Exercise details:
Everything in the listing should be restated word for word.

>> Begin Supplied data

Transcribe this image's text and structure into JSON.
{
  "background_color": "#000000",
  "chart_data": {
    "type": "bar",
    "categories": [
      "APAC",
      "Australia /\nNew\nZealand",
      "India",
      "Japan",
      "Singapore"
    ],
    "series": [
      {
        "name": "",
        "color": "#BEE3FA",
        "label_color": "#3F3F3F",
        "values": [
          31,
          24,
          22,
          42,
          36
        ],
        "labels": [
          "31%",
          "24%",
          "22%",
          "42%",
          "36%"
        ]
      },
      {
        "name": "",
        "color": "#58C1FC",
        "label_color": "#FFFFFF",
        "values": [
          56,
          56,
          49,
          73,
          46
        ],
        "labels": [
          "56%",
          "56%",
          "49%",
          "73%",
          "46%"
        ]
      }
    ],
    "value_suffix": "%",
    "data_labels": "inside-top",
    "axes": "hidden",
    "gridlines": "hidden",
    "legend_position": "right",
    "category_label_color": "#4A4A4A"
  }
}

>> End Supplied data

The solution:
Transcribe this image's text and structure into JSON.
{
  "background_color": "#000000",
  "chart_data": {
    "type": "bar",
    "categories": [
      "APAC",
      "Australia /\nNew\nZealand",
      "India",
      "Japan",
      "Singapore"
    ],
    "series": [
      {
        "name": "",
        "color": "#BEE3FA",
        "label_color": "#3F3F3F",
        "values": [
          31,
          24,
          22,
          42,
          36
        ],
        "labels": [
          "31%",
          "24%",
          "22%",
          "42%",
          "36%"
        ]
      },
      {
        "name": "",
        "color": "#58C1FC",
        "label_color": "#FFFFFF",
        "values": [
          56,
          56,
          49,
          73,
          46
        ],
        "labels": [
          "56%",
          "56%",
          "49%",
          "73%",
          "46%"
        ]
      }
    ],
    "value_suffix": "%",
    "data_labels": "inside-top",
    "axes": "hidden",
    "gridlines": "hidden",
    "legend_position": "right",
    "category_label_color": "#4A4A4A"
  }
}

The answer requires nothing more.